* BEGIN *

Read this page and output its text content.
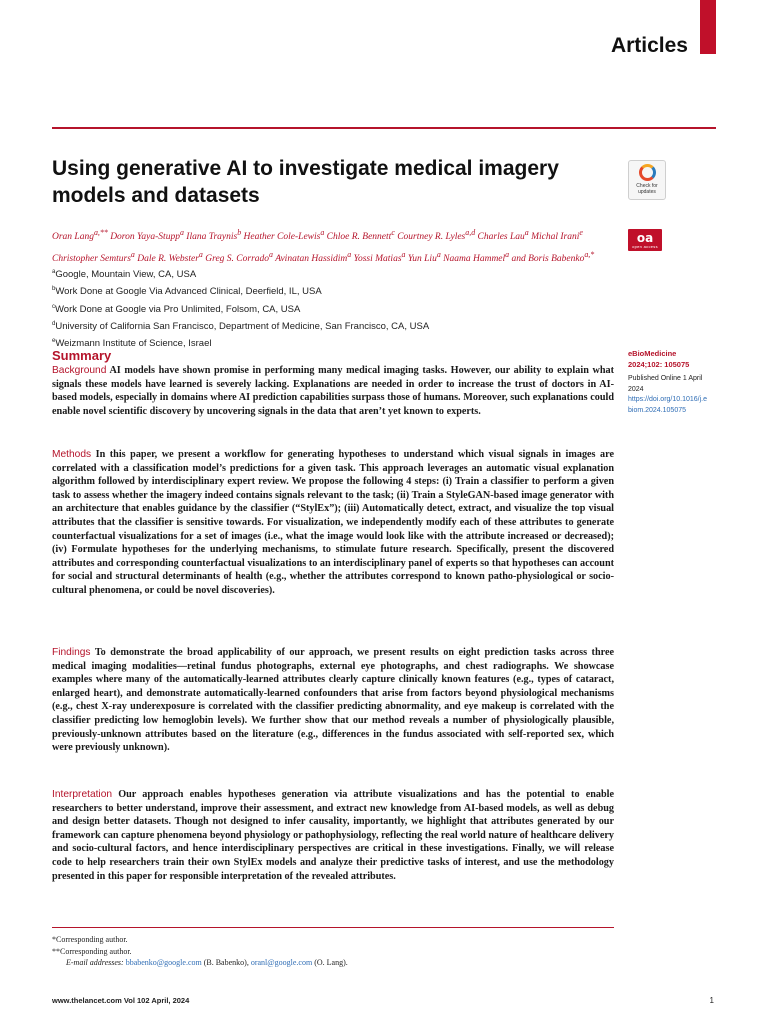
Articles
Using generative AI to investigate medical imagery models and datasets	Check for updates
oa
open access
Oran Lang$^{a,**}$ Doron Yaya-Stupp$^a$ Ilana Traynis$^b$ Heather Cole-Lewis$^a$ Chloe R. Bennett$^c$ Courtney R. Lyles$^{a,d}$ Charles Lau$^a$ Michal Irani$^e$
Christopher Semturs$^a$ Dale R. Webster$^a$ Greg S. Corrado$^a$ Avinatan Hassidim$^a$ Yossi Matias$^a$ Yun Liu$^a$ Naama Hammel$^a$ and Boris Babenko$^{a,*}$
$^a$Google, Mountain View, CA, USA
$^b$Work Done at Google Via Advanced Clinical, Deerfield, IL, USA
$^c$Work Done at Google via Pro Unlimited, Folsom, CA, USA
$^d$University of California San Francisco, Department of Medicine, San Francisco, CA, USA
$^e$Weizmann Institute of Science, Israel
Summary
Background AI models have shown promise in performing many medical imaging tasks. However, our ability to explain what signals these models have learned is severely lacking. Explanations are needed in order to increase the trust of doctors in AI-based models, especially in domains where AI prediction capabilities surpass those of humans. Moreover, such explanations could enable novel scientific discovery by uncovering signals in the data that aren’t yet known to experts.
Methods In this paper, we present a workflow for generating hypotheses to understand which visual signals in images are correlated with a classification model’s predictions for a given task. This approach leverages an automatic visual explanation algorithm followed by interdisciplinary expert review. We propose the following 4 steps: (i) Train a classifier to perform a given task to assess whether the imagery indeed contains signals relevant to the task; (ii) Train a StyleGAN-based image generator with an architecture that enables guidance by the classifier (“StylEx”); (iii) Automatically detect, extract, and visualize the top visual attributes that the classifier is sensitive towards. For visualization, we independently modify each of these attributes to generate counterfactual visualizations for a set of images (i.e., what the image would look like with the attribute increased or decreased); (iv) Formulate hypotheses for the underlying mechanisms, to stimulate future research. Specifically, present the discovered attributes and corresponding counterfactual visualizations to an interdisciplinary panel of experts so that hypotheses can account for social and structural determinants of health (e.g., whether the attributes correspond to known patho-physiological or socio-cultural phenomena, or could be novel discoveries).
Findings To demonstrate the broad applicability of our approach, we present results on eight prediction tasks across three medical imaging modalities—retinal fundus photographs, external eye photographs, and chest radiographs. We showcase examples where many of the automatically-learned attributes clearly capture clinically known features (e.g., types of cataract, enlarged heart), and demonstrate automatically-learned confounders that arise from factors beyond physiological mechanisms (e.g., chest X-ray underexposure is correlated with the classifier predicting abnormality, and eye makeup is correlated with the classifier predicting low hemoglobin levels). We further show that our method reveals a number of physiologically plausible, previously-unknown attributes based on the literature (e.g., differences in the fundus associated with self-reported sex, which were previously unknown).
Interpretation Our approach enables hypotheses generation via attribute visualizations and has the potential to enable researchers to better understand, improve their assessment, and extract new knowledge from AI-based models, as well as debug and design better datasets. Though not designed to infer causality, importantly, we highlight that attributes generated by our framework can capture phenomena beyond physiology or pathophysiology, reflecting the real world nature of healthcare delivery and socio-cultural factors, and hence interdisciplinary perspectives are critical in these investigations. Finally, we will release code to help researchers train their own StylEx models and analyze their predictive tasks of interest, and use the methodology presented in this paper for responsible interpretation of the revealed attributes.
eBioMedicine
2024;102: 105075
Published Online 1 April 2024
https://doi.org/10.1016/j.ebiom.2024.105075
*Corresponding author.
**Corresponding author.
E-mail addresses: bbabenko@google.com (B. Babenko), oranl@google.com (O. Lang).
www.thelancet.com Vol 102 April, 2024	1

* END *

* [Written instruction]:
Copy, from the material above, each line in which the string "Babenko" occurs.

* [Answer to the task]:
Christopher Semturs$^a$ Dale R. Webster$^a$ Greg S. Corrado$^a$ Avinatan Hassidim$^a$ Yossi Matias$^a$ Yun Liu$^a$ Naama Hammel$^a$ and Boris Babenko$^{a,*}$
E-mail addresses: bbabenko@google.com (B. Babenko), oranl@google.com (O. Lang).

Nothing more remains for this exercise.